──────── DATA FOR THE TASK

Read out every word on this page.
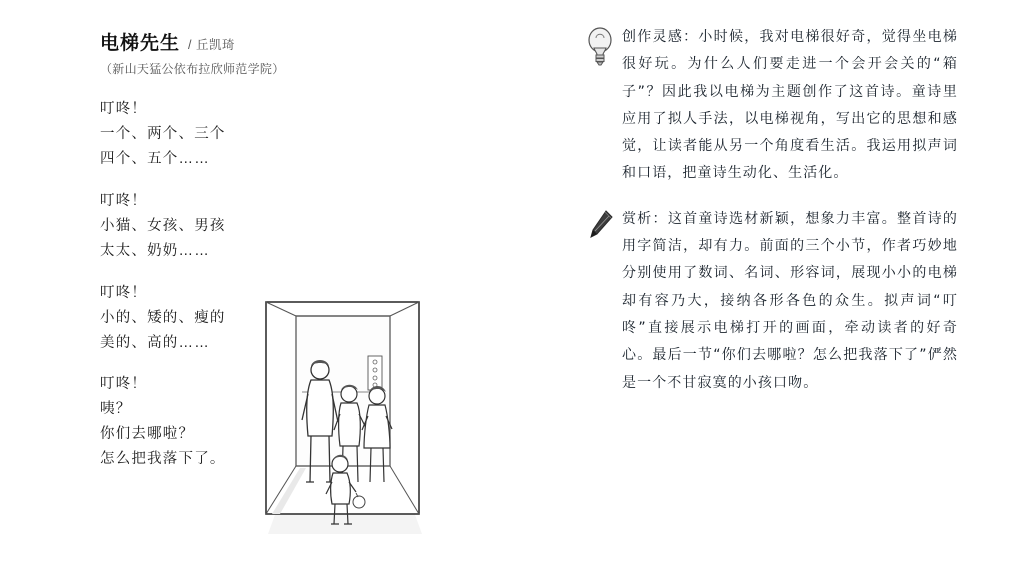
电梯先生 / 丘凯琦
（新山天猛公依布拉欣师范学院）
叮咚！
一个、两个、三个
四个、五个……
叮咚！
小猫、女孩、男孩
太太、奶奶……
叮咚！
小的、矮的、瘦的
美的、高的……
叮咚！
咦？
你们去哪啦？
怎么把我落下了。
创作灵感：小时候，我对电梯很好奇，觉得坐电梯很好玩。为什么人们要走进一个会开会关的“箱子”？因此我以电梯为主题创作了这首诗。童诗里应用了拟人手法，以电梯视角，写出它的思想和感觉，让读者能从另一个角度看生活。我运用拟声词和口语，把童诗生动化、生活化。
赏析：这首童诗选材新颖，想象力丰富。整首诗的用字简洁，却有力。前面的三个小节，作者巧妙地分别使用了数词、名词、形容词，展现小小的电梯却有容乃大，接纳各形各色的众生。拟声词“叮咚”直接展示电梯打开的画面，牵动读者的好奇心。最后一节“你们去哪啦？怎么把我落下了”俨然是一个不甘寂寞的小孩口吻。
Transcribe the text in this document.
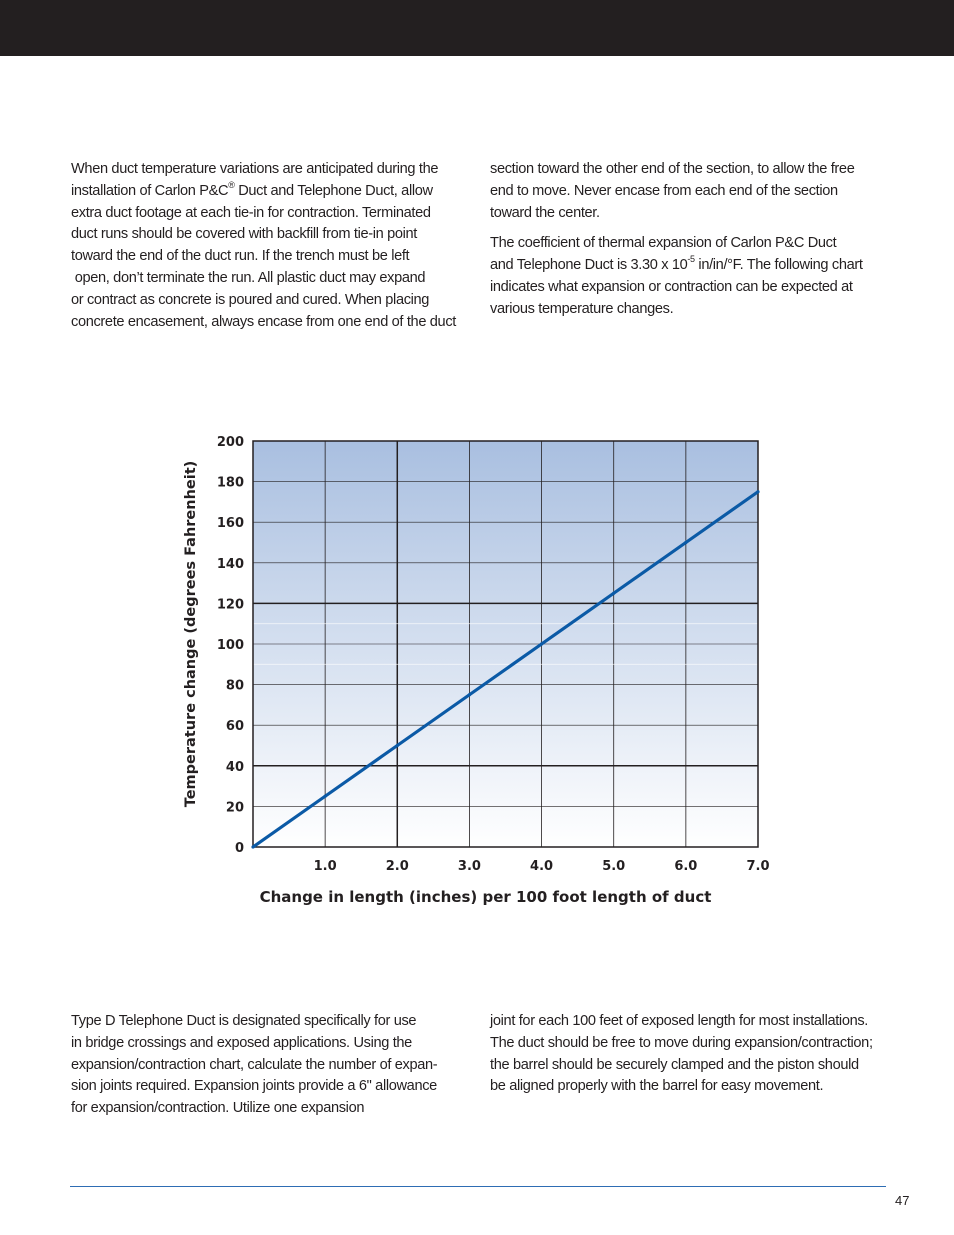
When duct temperature variations are anticipated during the
installation of Carlon P&C® Duct and Telephone Duct, allow
extra duct footage at each tie-in for contraction. Terminated
duct runs should be covered with backfill from tie-in point
toward the end of the duct run. If the trench must be left
open, don’t terminate the run. All plastic duct may expand
or contract as concrete is poured and cured. When placing
concrete encasement, always encase from one end of the duct

section toward the other end of the section, to allow the free
end to move. Never encase from each end of the section
toward the center.

The coefficient of thermal expansion of Carlon P&C Duct
and Telephone Duct is 3.30 x $10^{-5}$ in/in/°F. The following chart
indicates what expansion or contraction can be expected at
various temperature changes.

0
20
40
60
80
100
120
140
160
180
200
1.0	2.0	3.0	4.0	5.0	6.0	7.0
Temperature change (degrees Fahrenheit)
Change in length (inches) per 100 foot length of duct

Type D Telephone Duct is designated specifically for use
in bridge crossings and exposed applications. Using the
expansion/contraction chart, calculate the number of expan-
sion joints required. Expansion joints provide a 6" allowance
for expansion/contraction. Utilize one expansion

joint for each 100 feet of exposed length for most installations.
The duct should be free to move during expansion/contraction;
the barrel should be securely clamped and the piston should
be aligned properly with the barrel for easy movement.

47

────────────────

[WHAT THE EXERCISE ASKS] Copy every line of the data exactly as written, excluding the pictures.

[TASK RESPONSE]
Read out every word on this page.
电梯先生 / 丘凯琦
（新山天猛公依布拉欣师范学院）
叮咚！
一个、两个、三个
四个、五个……
叮咚！
小猫、女孩、男孩
太太、奶奶……
叮咚！
小的、矮的、瘦的
美的、高的……
叮咚！
咦？
你们去哪啦？
怎么把我落下了。
创作灵感：小时候，我对电梯很好奇，觉得坐电梯很好玩。为什么人们要走进一个会开会关的“箱子”？因此我以电梯为主题创作了这首诗。童诗里应用了拟人手法，以电梯视角，写出它的思想和感觉，让读者能从另一个角度看生活。我运用拟声词和口语，把童诗生动化、生活化。
赏析：这首童诗选材新颖，想象力丰富。整首诗的用字简洁，却有力。前面的三个小节，作者巧妙地分别使用了数词、名词、形容词，展现小小的电梯却有容乃大，接纳各形各色的众生。拟声词“叮咚”直接展示电梯打开的画面，牵动读者的好奇心。最后一节“你们去哪啦？怎么把我落下了”俨然是一个不甘寂寞的小孩口吻。
Transcribe the text in this document.
When duct temperature variations are anticipated during the
installation of Carlon P&C® Duct and Telephone Duct, allow
extra duct footage at each tie-in for contraction. Terminated
duct runs should be covered with backfill from tie-in point
toward the end of the duct run. If the trench must be left
open, don’t terminate the run. All plastic duct may expand
or contract as concrete is poured and cured. When placing
concrete encasement, always encase from one end of the duct

section toward the other end of the section, to allow the free
end to move. Never encase from each end of the section
toward the center.

The coefficient of thermal expansion of Carlon P&C Duct
and Telephone Duct is 3.30 x $10^{-5}$ in/in/°F. The following chart
indicates what expansion or contraction can be expected at
various temperature changes.

0
20
40
60
80
100
120
140
160
180
200
1.0	2.0	3.0	4.0	5.0	6.0	7.0
Temperature change (degrees Fahrenheit)
Change in length (inches) per 100 foot length of duct

Type D Telephone Duct is designated specifically for use
in bridge crossings and exposed applications. Using the
expansion/contraction chart, calculate the number of expan-
sion joints required. Expansion joints provide a 6" allowance
for expansion/contraction. Utilize one expansion

joint for each 100 feet of exposed length for most installations.
The duct should be free to move during expansion/contraction;
the barrel should be securely clamped and the piston should
be aligned properly with the barrel for easy movement.

47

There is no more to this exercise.